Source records
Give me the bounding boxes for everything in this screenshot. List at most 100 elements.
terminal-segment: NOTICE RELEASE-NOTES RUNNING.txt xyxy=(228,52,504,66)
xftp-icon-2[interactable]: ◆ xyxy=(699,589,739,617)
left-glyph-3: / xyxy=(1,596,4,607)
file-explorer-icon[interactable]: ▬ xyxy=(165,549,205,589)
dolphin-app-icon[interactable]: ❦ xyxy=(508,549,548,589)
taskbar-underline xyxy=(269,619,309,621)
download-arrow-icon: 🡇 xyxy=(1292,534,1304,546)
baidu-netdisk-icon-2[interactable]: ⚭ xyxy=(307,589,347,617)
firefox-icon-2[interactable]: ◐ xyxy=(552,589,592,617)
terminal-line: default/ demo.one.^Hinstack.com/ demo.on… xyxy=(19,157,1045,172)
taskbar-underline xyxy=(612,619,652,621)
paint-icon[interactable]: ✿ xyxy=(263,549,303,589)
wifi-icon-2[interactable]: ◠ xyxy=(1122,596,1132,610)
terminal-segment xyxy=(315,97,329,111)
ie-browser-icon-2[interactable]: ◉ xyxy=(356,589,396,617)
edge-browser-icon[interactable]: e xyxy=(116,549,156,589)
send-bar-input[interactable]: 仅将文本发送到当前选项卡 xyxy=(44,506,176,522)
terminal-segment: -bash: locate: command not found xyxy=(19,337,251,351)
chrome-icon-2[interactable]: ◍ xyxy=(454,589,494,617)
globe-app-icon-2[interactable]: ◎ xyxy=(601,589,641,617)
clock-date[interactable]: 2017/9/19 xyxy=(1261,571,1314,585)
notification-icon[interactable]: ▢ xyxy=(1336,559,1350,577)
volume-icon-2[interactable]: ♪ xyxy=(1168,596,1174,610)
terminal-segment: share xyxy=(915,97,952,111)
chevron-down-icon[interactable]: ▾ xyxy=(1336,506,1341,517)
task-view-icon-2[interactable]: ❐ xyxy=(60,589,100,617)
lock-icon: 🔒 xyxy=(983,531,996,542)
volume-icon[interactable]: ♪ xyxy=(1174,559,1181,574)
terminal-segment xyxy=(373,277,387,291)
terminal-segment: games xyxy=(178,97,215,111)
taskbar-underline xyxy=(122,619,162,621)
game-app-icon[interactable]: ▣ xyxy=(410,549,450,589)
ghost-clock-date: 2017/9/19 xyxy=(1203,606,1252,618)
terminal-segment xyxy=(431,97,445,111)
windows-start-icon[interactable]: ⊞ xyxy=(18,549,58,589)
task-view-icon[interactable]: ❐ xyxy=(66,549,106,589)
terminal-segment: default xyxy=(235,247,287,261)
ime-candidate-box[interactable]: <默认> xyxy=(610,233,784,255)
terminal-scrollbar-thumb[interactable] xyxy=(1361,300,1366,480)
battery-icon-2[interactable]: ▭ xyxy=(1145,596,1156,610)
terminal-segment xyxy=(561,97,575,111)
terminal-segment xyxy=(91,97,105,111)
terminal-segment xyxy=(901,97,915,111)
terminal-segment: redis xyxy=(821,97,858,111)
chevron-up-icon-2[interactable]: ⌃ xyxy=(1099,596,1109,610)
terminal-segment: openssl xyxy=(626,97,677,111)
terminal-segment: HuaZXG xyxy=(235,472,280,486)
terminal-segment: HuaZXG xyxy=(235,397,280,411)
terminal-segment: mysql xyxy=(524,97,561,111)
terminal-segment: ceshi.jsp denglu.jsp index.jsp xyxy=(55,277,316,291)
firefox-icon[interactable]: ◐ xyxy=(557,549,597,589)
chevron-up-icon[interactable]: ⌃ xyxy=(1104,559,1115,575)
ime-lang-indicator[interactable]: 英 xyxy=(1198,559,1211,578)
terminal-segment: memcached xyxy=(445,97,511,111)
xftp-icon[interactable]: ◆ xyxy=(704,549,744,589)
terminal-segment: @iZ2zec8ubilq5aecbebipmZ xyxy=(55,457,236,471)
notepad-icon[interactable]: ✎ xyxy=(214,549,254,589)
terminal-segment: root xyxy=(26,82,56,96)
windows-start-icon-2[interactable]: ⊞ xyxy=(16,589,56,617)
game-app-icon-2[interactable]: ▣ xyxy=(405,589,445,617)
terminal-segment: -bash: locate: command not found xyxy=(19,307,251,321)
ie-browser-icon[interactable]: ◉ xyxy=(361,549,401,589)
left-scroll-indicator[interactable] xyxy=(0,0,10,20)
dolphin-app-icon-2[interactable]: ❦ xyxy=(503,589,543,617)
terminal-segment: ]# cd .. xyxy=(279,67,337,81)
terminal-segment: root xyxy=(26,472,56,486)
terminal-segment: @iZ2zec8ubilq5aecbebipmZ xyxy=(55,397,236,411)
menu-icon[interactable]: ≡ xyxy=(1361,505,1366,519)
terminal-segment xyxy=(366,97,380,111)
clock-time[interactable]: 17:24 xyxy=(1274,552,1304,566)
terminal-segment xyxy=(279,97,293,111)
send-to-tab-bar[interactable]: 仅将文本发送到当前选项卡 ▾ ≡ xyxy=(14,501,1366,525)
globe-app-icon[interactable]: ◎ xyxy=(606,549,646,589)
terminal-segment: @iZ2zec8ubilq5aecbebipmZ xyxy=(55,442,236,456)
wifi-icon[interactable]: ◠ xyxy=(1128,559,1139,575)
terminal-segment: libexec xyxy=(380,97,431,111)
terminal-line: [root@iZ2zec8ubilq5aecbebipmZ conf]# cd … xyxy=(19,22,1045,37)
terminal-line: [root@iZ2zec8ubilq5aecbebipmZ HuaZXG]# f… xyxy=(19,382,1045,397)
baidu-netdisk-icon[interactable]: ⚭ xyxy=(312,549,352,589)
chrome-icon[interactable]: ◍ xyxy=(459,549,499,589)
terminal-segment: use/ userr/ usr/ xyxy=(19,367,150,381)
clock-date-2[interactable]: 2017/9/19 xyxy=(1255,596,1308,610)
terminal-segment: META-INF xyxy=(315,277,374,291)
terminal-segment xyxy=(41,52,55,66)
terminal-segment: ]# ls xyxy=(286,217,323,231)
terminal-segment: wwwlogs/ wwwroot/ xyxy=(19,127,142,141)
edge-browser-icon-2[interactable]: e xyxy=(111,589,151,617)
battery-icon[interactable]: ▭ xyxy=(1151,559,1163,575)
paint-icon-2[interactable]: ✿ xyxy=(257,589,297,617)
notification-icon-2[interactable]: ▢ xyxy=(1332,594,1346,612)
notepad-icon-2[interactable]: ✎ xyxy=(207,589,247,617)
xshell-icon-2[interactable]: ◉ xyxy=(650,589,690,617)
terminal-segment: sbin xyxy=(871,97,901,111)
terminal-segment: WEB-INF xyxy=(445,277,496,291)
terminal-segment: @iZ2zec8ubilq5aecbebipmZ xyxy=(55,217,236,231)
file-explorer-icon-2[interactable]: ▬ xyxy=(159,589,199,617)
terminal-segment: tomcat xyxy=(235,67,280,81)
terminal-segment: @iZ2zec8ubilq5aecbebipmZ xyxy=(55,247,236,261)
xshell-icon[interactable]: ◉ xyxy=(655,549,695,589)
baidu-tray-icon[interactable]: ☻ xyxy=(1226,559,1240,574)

> _Exercise prompt_
Print all of the items above again, line for line and without any changes.

> _Answer in full_
Give me the bounding boxes for everything in this screenshot. List at most 100 elements.
terminal-segment: NOTICE RELEASE-NOTES RUNNING.txt xyxy=(228,52,504,66)
xftp-icon-2[interactable]: ◆ xyxy=(699,589,739,617)
left-glyph-3: / xyxy=(1,596,4,607)
file-explorer-icon[interactable]: ▬ xyxy=(165,549,205,589)
dolphin-app-icon[interactable]: ❦ xyxy=(508,549,548,589)
taskbar-underline xyxy=(269,619,309,621)
download-arrow-icon: 🡇 xyxy=(1292,534,1304,546)
baidu-netdisk-icon-2[interactable]: ⚭ xyxy=(307,589,347,617)
firefox-icon-2[interactable]: ◐ xyxy=(552,589,592,617)
terminal-line: default/ demo.one.^Hinstack.com/ demo.on… xyxy=(19,157,1045,172)
taskbar-underline xyxy=(612,619,652,621)
paint-icon[interactable]: ✿ xyxy=(263,549,303,589)
wifi-icon-2[interactable]: ◠ xyxy=(1122,596,1132,610)
terminal-segment xyxy=(315,97,329,111)
ie-browser-icon-2[interactable]: ◉ xyxy=(356,589,396,617)
edge-browser-icon[interactable]: e xyxy=(116,549,156,589)
send-bar-input[interactable]: 仅将文本发送到当前选项卡 xyxy=(44,506,176,522)
terminal-segment: -bash: locate: command not found xyxy=(19,337,251,351)
chrome-icon-2[interactable]: ◍ xyxy=(454,589,494,617)
globe-app-icon-2[interactable]: ◎ xyxy=(601,589,641,617)
clock-date[interactable]: 2017/9/19 xyxy=(1261,571,1314,585)
notification-icon[interactable]: ▢ xyxy=(1336,559,1350,577)
volume-icon-2[interactable]: ♪ xyxy=(1168,596,1174,610)
terminal-segment: share xyxy=(915,97,952,111)
chevron-down-icon[interactable]: ▾ xyxy=(1336,506,1341,517)
task-view-icon-2[interactable]: ❐ xyxy=(60,589,100,617)
lock-icon: 🔒 xyxy=(983,531,996,542)
volume-icon[interactable]: ♪ xyxy=(1174,559,1181,574)
terminal-segment xyxy=(373,277,387,291)
terminal-segment: games xyxy=(178,97,215,111)
taskbar-underline xyxy=(122,619,162,621)
game-app-icon[interactable]: ▣ xyxy=(410,549,450,589)
ghost-clock-date: 2017/9/19 xyxy=(1203,606,1252,618)
terminal-segment xyxy=(431,97,445,111)
windows-start-icon[interactable]: ⊞ xyxy=(18,549,58,589)
task-view-icon[interactable]: ❐ xyxy=(66,549,106,589)
terminal-segment: default xyxy=(235,247,287,261)
ime-candidate-box[interactable]: <默认> xyxy=(610,233,784,255)
terminal-scrollbar-thumb[interactable] xyxy=(1361,300,1366,480)
battery-icon-2[interactable]: ▭ xyxy=(1145,596,1156,610)
terminal-segment xyxy=(561,97,575,111)
terminal-segment xyxy=(91,97,105,111)
terminal-segment xyxy=(901,97,915,111)
terminal-segment: redis xyxy=(821,97,858,111)
chevron-up-icon-2[interactable]: ⌃ xyxy=(1099,596,1109,610)
terminal-segment: openssl xyxy=(626,97,677,111)
terminal-segment: HuaZXG xyxy=(235,472,280,486)
terminal-segment: HuaZXG xyxy=(235,397,280,411)
terminal-segment: mysql xyxy=(524,97,561,111)
terminal-segment: ceshi.jsp denglu.jsp index.jsp xyxy=(55,277,316,291)
firefox-icon[interactable]: ◐ xyxy=(557,549,597,589)
chevron-up-icon[interactable]: ⌃ xyxy=(1104,559,1115,575)
ime-lang-indicator[interactable]: 英 xyxy=(1198,559,1211,578)
terminal-segment: memcached xyxy=(445,97,511,111)
xftp-icon[interactable]: ◆ xyxy=(704,549,744,589)
terminal-segment: @iZ2zec8ubilq5aecbebipmZ xyxy=(55,457,236,471)
notepad-icon[interactable]: ✎ xyxy=(214,549,254,589)
terminal-segment: root xyxy=(26,82,56,96)
windows-start-icon-2[interactable]: ⊞ xyxy=(16,589,56,617)
game-app-icon-2[interactable]: ▣ xyxy=(405,589,445,617)
terminal-segment: -bash: locate: command not found xyxy=(19,307,251,321)
ie-browser-icon[interactable]: ◉ xyxy=(361,549,401,589)
left-scroll-indicator[interactable] xyxy=(0,0,10,20)
dolphin-app-icon-2[interactable]: ❦ xyxy=(503,589,543,617)
terminal-segment: ]# cd .. xyxy=(279,67,337,81)
terminal-segment: root xyxy=(26,472,56,486)
terminal-segment: @iZ2zec8ubilq5aecbebipmZ xyxy=(55,397,236,411)
menu-icon[interactable]: ≡ xyxy=(1361,505,1366,519)
terminal-segment xyxy=(366,97,380,111)
clock-time[interactable]: 17:24 xyxy=(1274,552,1304,566)
terminal-segment xyxy=(279,97,293,111)
send-to-tab-bar[interactable]: 仅将文本发送到当前选项卡 ▾ ≡ xyxy=(14,501,1366,525)
globe-app-icon[interactable]: ◎ xyxy=(606,549,646,589)
terminal-segment: @iZ2zec8ubilq5aecbebipmZ xyxy=(55,442,236,456)
wifi-icon[interactable]: ◠ xyxy=(1128,559,1139,575)
terminal-segment: libexec xyxy=(380,97,431,111)
terminal-line: [root@iZ2zec8ubilq5aecbebipmZ conf]# cd … xyxy=(19,22,1045,37)
terminal-line: [root@iZ2zec8ubilq5aecbebipmZ HuaZXG]# f… xyxy=(19,382,1045,397)
baidu-netdisk-icon[interactable]: ⚭ xyxy=(312,549,352,589)
chrome-icon[interactable]: ◍ xyxy=(459,549,499,589)
terminal-segment: use/ userr/ usr/ xyxy=(19,367,150,381)
clock-date-2[interactable]: 2017/9/19 xyxy=(1255,596,1308,610)
terminal-segment: META-INF xyxy=(315,277,374,291)
terminal-segment xyxy=(41,52,55,66)
terminal-segment: ]# ls xyxy=(286,217,323,231)
terminal-segment: wwwlogs/ wwwroot/ xyxy=(19,127,142,141)
edge-browser-icon-2[interactable]: e xyxy=(111,589,151,617)
battery-icon[interactable]: ▭ xyxy=(1151,559,1163,575)
paint-icon-2[interactable]: ✿ xyxy=(257,589,297,617)
notification-icon-2[interactable]: ▢ xyxy=(1332,594,1346,612)
notepad-icon-2[interactable]: ✎ xyxy=(207,589,247,617)
xshell-icon-2[interactable]: ◉ xyxy=(650,589,690,617)
terminal-segment: sbin xyxy=(871,97,901,111)
terminal-segment: WEB-INF xyxy=(445,277,496,291)
terminal-segment: @iZ2zec8ubilq5aecbebipmZ xyxy=(55,217,236,231)
file-explorer-icon-2[interactable]: ▬ xyxy=(159,589,199,617)
terminal-segment: tomcat xyxy=(235,67,280,81)
terminal-segment: @iZ2zec8ubilq5aecbebipmZ xyxy=(55,247,236,261)
xshell-icon[interactable]: ◉ xyxy=(655,549,695,589)
baidu-tray-icon[interactable]: ☻ xyxy=(1226,559,1240,574)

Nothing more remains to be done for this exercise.